* WORK REQUIRED
Copy out the lines that have "content" in them.

* MATERIAL TO PROCESS
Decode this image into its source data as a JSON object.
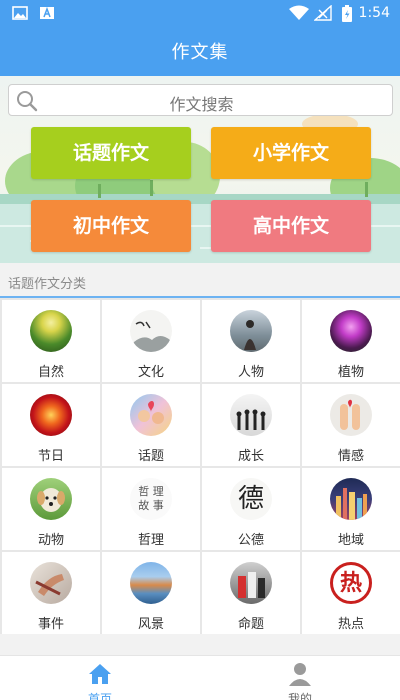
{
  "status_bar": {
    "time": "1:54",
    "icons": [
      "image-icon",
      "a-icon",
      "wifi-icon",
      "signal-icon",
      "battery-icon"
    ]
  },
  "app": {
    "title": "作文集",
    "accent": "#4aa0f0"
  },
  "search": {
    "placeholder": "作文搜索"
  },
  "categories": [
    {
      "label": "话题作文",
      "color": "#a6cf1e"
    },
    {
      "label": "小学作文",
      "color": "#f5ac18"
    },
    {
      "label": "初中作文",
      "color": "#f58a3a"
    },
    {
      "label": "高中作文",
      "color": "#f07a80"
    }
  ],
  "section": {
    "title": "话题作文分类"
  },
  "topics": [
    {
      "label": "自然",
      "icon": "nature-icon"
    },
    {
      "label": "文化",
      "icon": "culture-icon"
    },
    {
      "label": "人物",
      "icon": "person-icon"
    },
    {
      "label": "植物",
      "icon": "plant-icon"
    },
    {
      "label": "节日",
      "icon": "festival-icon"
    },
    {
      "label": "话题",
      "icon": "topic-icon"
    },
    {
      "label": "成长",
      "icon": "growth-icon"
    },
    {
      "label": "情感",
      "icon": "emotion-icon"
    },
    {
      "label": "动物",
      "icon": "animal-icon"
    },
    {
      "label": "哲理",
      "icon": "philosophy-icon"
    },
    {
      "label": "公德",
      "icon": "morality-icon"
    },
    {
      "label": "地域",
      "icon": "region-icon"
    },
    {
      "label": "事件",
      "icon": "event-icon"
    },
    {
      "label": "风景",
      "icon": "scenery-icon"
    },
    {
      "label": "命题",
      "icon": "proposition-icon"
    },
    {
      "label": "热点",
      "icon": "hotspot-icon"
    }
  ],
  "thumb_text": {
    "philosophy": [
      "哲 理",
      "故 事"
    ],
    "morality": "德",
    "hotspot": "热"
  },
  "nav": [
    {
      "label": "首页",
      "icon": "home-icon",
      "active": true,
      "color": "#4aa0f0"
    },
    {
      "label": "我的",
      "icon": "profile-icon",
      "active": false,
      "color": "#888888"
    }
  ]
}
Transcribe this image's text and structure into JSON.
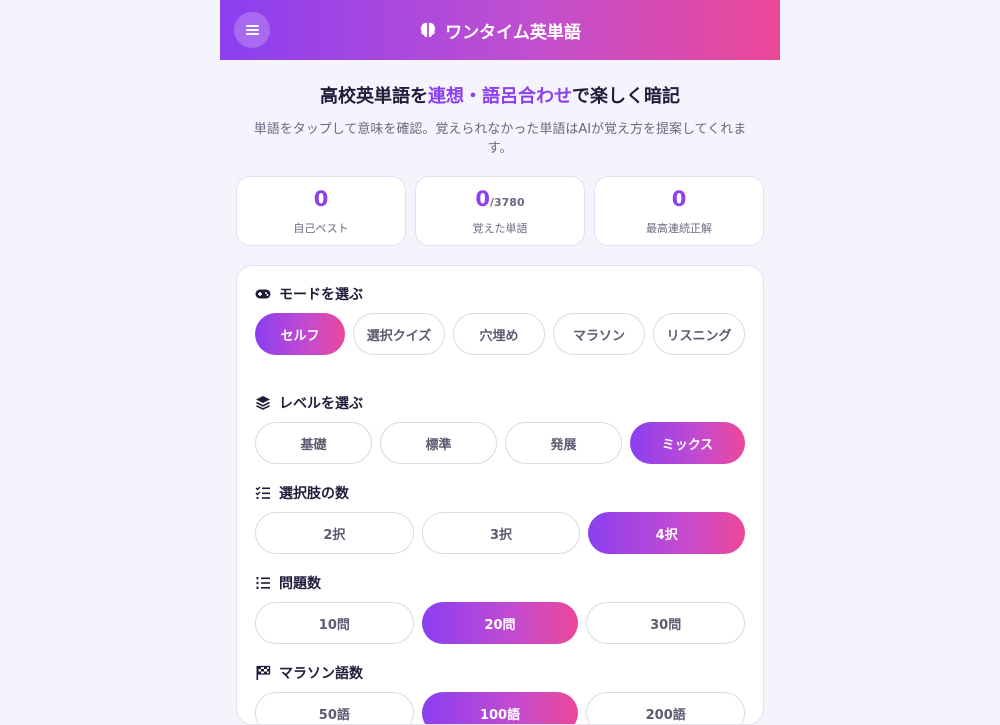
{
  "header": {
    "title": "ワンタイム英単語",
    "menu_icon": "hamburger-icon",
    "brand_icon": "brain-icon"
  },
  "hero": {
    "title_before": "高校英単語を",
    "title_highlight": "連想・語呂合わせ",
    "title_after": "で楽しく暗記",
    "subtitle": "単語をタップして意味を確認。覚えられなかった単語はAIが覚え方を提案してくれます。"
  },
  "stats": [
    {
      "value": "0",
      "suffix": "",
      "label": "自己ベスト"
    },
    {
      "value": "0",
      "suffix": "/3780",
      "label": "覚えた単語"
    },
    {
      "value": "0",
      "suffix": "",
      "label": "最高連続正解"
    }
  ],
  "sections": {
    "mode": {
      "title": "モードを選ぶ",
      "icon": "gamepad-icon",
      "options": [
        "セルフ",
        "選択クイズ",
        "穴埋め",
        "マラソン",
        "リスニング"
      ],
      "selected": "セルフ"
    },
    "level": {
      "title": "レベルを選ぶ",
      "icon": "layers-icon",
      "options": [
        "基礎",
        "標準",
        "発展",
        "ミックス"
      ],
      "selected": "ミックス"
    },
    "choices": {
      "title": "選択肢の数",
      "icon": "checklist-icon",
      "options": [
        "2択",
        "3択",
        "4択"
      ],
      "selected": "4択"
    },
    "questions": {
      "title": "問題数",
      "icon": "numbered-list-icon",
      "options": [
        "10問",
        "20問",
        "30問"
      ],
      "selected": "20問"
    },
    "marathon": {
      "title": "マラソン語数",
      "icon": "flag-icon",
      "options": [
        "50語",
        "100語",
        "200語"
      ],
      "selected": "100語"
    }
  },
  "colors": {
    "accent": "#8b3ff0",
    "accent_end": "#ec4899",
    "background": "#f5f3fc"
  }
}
...
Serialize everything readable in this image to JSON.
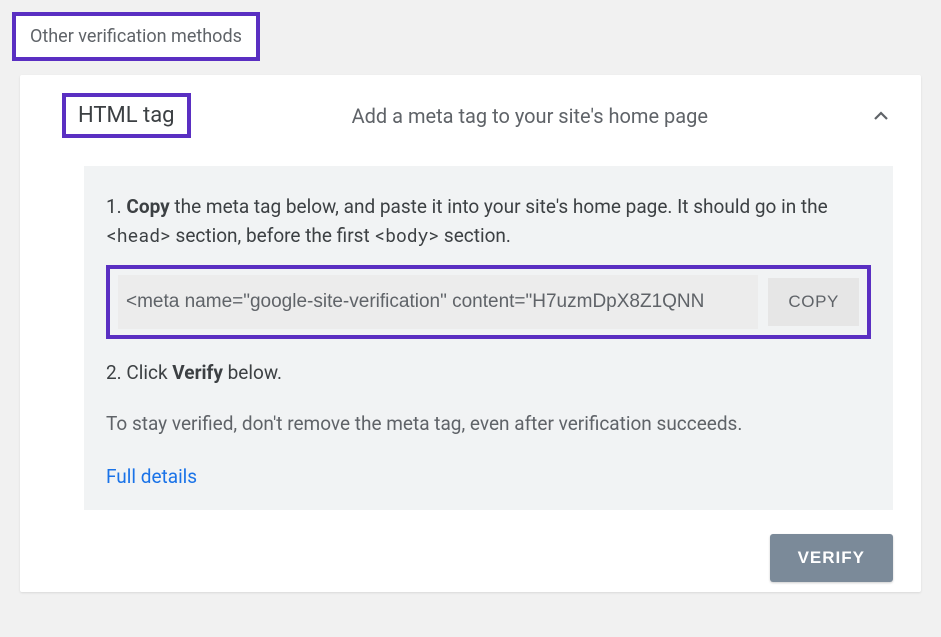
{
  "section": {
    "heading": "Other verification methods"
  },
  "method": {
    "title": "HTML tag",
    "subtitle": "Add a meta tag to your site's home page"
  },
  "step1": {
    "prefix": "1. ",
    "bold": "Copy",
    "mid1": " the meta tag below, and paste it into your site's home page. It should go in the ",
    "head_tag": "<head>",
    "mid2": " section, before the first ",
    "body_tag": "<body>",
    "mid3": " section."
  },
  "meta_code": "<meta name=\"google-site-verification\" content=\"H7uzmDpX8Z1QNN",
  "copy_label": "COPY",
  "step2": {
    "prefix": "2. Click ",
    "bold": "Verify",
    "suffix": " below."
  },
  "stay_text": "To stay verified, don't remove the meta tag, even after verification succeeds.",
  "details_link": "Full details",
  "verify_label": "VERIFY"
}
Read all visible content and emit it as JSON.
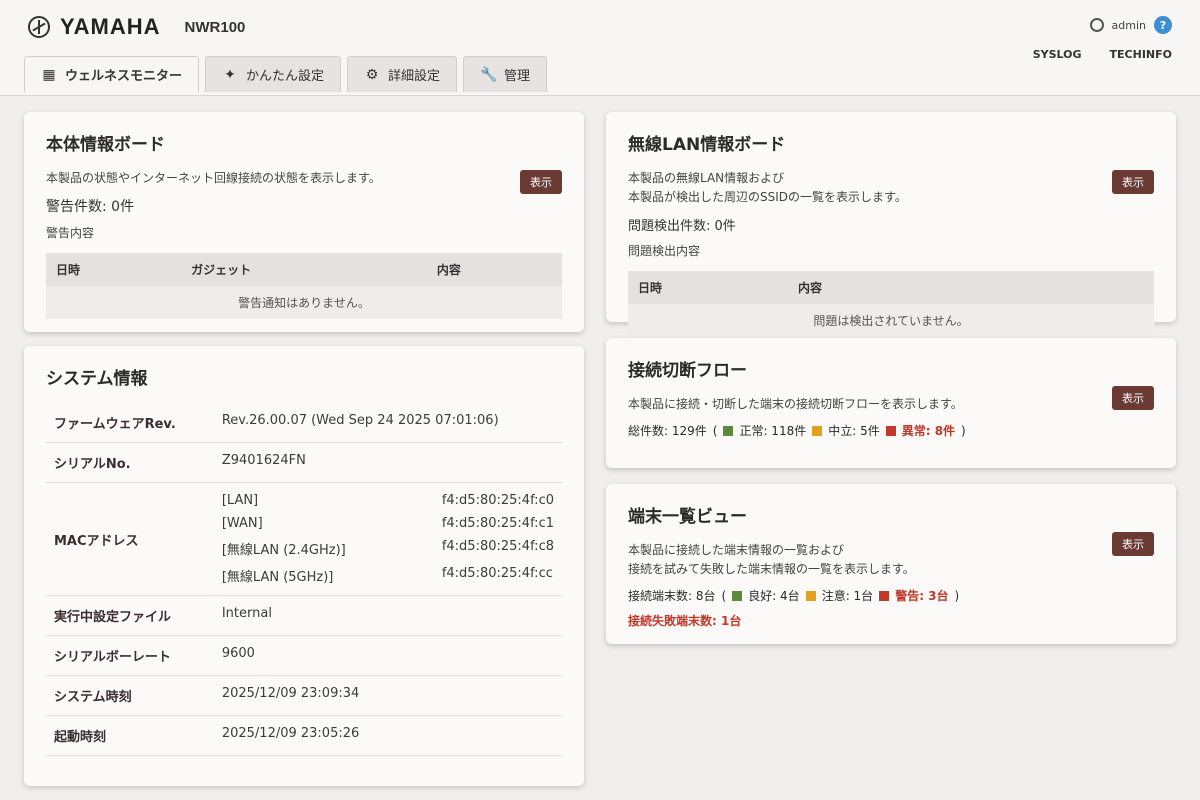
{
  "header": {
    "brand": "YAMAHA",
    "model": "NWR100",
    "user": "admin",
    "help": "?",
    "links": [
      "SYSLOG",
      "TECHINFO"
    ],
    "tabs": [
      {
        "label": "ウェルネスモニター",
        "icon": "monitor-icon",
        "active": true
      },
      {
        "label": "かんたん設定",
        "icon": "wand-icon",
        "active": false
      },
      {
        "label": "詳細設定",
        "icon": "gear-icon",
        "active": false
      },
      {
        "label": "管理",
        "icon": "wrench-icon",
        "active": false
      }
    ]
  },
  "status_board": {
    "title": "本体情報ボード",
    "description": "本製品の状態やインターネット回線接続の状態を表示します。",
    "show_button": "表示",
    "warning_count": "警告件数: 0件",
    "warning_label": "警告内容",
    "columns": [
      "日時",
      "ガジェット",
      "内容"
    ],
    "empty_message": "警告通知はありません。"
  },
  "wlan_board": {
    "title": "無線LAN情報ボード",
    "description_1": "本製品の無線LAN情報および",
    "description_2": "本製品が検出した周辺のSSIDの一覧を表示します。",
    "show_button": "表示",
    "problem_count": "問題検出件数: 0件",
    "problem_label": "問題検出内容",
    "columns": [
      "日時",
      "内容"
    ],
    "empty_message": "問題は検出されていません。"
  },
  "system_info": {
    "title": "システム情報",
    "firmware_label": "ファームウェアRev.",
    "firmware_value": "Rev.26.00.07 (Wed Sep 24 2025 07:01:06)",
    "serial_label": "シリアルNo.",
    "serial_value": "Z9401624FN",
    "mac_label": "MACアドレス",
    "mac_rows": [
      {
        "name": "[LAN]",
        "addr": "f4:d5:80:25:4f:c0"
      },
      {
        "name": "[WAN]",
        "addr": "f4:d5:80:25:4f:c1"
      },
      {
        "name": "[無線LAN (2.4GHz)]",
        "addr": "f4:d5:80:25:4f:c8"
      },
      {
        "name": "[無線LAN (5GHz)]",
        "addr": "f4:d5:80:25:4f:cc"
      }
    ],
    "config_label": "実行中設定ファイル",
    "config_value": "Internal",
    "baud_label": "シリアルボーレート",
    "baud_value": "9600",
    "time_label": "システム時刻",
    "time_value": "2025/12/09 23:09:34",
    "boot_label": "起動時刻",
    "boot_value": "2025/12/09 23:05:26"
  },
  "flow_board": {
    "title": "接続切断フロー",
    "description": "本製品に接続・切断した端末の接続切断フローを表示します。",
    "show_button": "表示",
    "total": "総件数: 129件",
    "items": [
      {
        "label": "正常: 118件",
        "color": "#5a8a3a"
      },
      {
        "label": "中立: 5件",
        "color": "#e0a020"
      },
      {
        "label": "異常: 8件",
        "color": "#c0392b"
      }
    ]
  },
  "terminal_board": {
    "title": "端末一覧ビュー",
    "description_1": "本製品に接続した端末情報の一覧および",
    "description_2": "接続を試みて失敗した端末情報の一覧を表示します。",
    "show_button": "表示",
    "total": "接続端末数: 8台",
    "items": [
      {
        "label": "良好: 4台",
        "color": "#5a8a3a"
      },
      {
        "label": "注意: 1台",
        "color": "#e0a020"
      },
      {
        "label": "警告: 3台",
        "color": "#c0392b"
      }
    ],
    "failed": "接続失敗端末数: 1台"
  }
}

* SOLUTION TO THE PROBLEM
  "meta_code": "<meta name=\"google-site-verification\" content=\"H7uzmDpX8Z1QNN",
Read all visible content and emit it as JSON.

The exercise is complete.